Recorded data
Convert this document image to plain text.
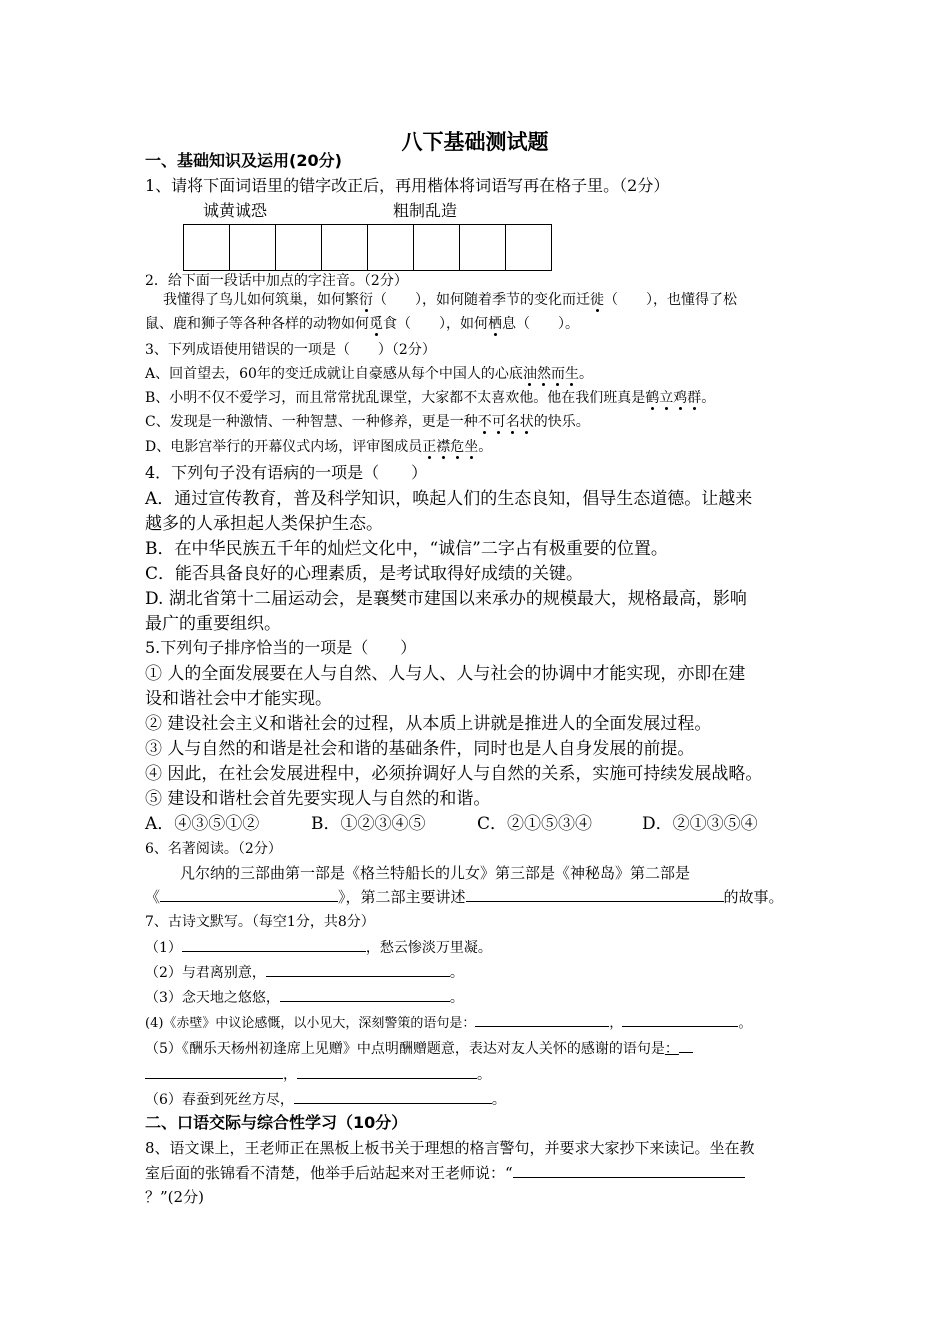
八下基础测试题
一、基础知识及运用(20分)
1、请将下面词语里的错字改正后，再用楷体将词语写再在格子里。（2分）
诚黄诚恐	粗制乱造
2．给下面一段话中加点的字注音。（2分）
我懂得了鸟儿如何筑巢，如何繁衍（　　），如何随着季节的变化而迁徙（　　），也懂得了松
鼠、鹿和狮子等各种各样的动物如何觅食（　　），如何栖息（　　）。
3、下列成语使用错误的一项是（　　）（2分）
A、回首望去，60年的变迁成就让自豪感从每个中国人的心底油然而生。
B、小明不仅不爱学习，而且常常扰乱课堂，大家都不太喜欢他。他在我们班真是鹤立鸡群。
C、发现是一种激情、一种智慧、一种修养，更是一种不可名状的快乐。
D、电影宫举行的开幕仪式内场，评审图成员正襟危坐。
4．下列句子没有语病的一项是（　　）
A．通过宣传教育，普及科学知识，唤起人们的生态良知，倡导生态道德。让越来
越多的人承担起人类保护生态。
B．在中华民族五千年的灿烂文化中，“诚信”二字占有极重要的位置。
C．能否具备良好的心理素质，是考试取得好成绩的关键。
D. 湖北省第十二届运动会，是襄樊市建国以来承办的规模最大，规格最高，影响
最广的重要组织。
5.下列句子排序恰当的一项是（　　）
① 人的全面发展要在人与自然、人与人、人与社会的协调中才能实现，亦即在建
设和谐社会中才能实现。
② 建设社会主义和谐社会的过程，从本质上讲就是推进人的全面发展过程。
③ 人与自然的和谐是社会和谐的基础条件，同时也是人自身发展的前提。
④ 因此，在社会发展进程中，必须拚调好人与自然的关系，实施可持续发展战略。
⑤ 建设和谐杜会首先要实现人与自然的和谐。
A．④③⑤①②	B．①②③④⑤	C．②①⑤③④	D．②①③⑤④
6、名著阅读。（2分）
凡尔纳的三部曲第一部是《格兰特船长的儿女》第三部是《神秘岛》第二部是
《	》，第二部主要讲述	的故事。
7、古诗文默写。（每空1分，共8分）
（1）	，愁云惨淡万里凝。
（2）与君离别意，	。
（3）念天地之悠悠，	。
(4)《赤壁》中议论感慨，以小见大，深刻警策的语句是：	，	。
（5）《酬乐天杨州初逢席上见赠》中点明酬赠题意，表达对友人关怀的感谢的语句是：
，	。
（6）春蚕到死丝方尽，	。
二、口语交际与综合性学习（10分）
8、语文课上，王老师正在黑板上板书关于理想的格言警句，并要求大家抄下来读记。坐在教
室后面的张锦看不清楚，他举手后站起来对王老师说：“
？”(2分)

**Stated exercise:** Without the pictures, return all the records precisely as they stand.

**Written solution:**
Convert this document image to plain text.
八下基础测试题
一、基础知识及运用(20分)
1、请将下面词语里的错字改正后，再用楷体将词语写再在格子里。（2分）
诚黄诚恐	粗制乱造
2．给下面一段话中加点的字注音。（2分）
我懂得了鸟儿如何筑巢，如何繁衍（　　），如何随着季节的变化而迁徙（　　），也懂得了松
鼠、鹿和狮子等各种各样的动物如何觅食（　　），如何栖息（　　）。
3、下列成语使用错误的一项是（　　）（2分）
A、回首望去，60年的变迁成就让自豪感从每个中国人的心底油然而生。
B、小明不仅不爱学习，而且常常扰乱课堂，大家都不太喜欢他。他在我们班真是鹤立鸡群。
C、发现是一种激情、一种智慧、一种修养，更是一种不可名状的快乐。
D、电影宫举行的开幕仪式内场，评审图成员正襟危坐。
4．下列句子没有语病的一项是（　　）
A．通过宣传教育，普及科学知识，唤起人们的生态良知，倡导生态道德。让越来
越多的人承担起人类保护生态。
B．在中华民族五千年的灿烂文化中，“诚信”二字占有极重要的位置。
C．能否具备良好的心理素质，是考试取得好成绩的关键。
D. 湖北省第十二届运动会，是襄樊市建国以来承办的规模最大，规格最高，影响
最广的重要组织。
5.下列句子排序恰当的一项是（　　）
① 人的全面发展要在人与自然、人与人、人与社会的协调中才能实现，亦即在建
设和谐社会中才能实现。
② 建设社会主义和谐社会的过程，从本质上讲就是推进人的全面发展过程。
③ 人与自然的和谐是社会和谐的基础条件，同时也是人自身发展的前提。
④ 因此，在社会发展进程中，必须拚调好人与自然的关系，实施可持续发展战略。
⑤ 建设和谐杜会首先要实现人与自然的和谐。
A．④③⑤①②	B．①②③④⑤	C．②①⑤③④	D．②①③⑤④
6、名著阅读。（2分）
凡尔纳的三部曲第一部是《格兰特船长的儿女》第三部是《神秘岛》第二部是
《	》，第二部主要讲述	的故事。
7、古诗文默写。（每空1分，共8分）
（1）	，愁云惨淡万里凝。
（2）与君离别意，	。
（3）念天地之悠悠，	。
(4)《赤壁》中议论感慨，以小见大，深刻警策的语句是：	，	。
（5）《酬乐天杨州初逢席上见赠》中点明酬赠题意，表达对友人关怀的感谢的语句是：
，	。
（6）春蚕到死丝方尽，	。
二、口语交际与综合性学习（10分）
8、语文课上，王老师正在黑板上板书关于理想的格言警句，并要求大家抄下来读记。坐在教
室后面的张锦看不清楚，他举手后站起来对王老师说：“
？”(2分)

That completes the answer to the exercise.